> _Written problem_: Return each line of the listing that contains the string "颍上县人民检察院".

> _Given records_:
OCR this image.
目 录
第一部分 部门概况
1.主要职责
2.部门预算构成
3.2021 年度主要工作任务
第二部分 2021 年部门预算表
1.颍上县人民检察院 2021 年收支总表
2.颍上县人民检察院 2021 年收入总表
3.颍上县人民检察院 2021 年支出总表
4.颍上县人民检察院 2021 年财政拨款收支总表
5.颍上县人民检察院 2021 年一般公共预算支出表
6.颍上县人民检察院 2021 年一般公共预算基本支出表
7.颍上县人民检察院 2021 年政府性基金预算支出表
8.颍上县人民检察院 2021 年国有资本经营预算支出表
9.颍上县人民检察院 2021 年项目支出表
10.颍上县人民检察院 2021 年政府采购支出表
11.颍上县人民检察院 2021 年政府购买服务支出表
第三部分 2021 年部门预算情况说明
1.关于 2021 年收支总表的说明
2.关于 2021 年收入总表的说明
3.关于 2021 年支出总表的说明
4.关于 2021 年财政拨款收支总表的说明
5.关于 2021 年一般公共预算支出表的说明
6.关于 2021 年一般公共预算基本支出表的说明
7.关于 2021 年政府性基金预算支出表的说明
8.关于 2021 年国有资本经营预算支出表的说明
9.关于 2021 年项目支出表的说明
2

> _Exercise response_:
1.颍上县人民检察院 2021 年收支总表
2.颍上县人民检察院 2021 年收入总表
3.颍上县人民检察院 2021 年支出总表
4.颍上县人民检察院 2021 年财政拨款收支总表
5.颍上县人民检察院 2021 年一般公共预算支出表
6.颍上县人民检察院 2021 年一般公共预算基本支出表
7.颍上县人民检察院 2021 年政府性基金预算支出表
8.颍上县人民检察院 2021 年国有资本经营预算支出表
9.颍上县人民检察院 2021 年项目支出表
10.颍上县人民检察院 2021 年政府采购支出表
11.颍上县人民检察院 2021 年政府购买服务支出表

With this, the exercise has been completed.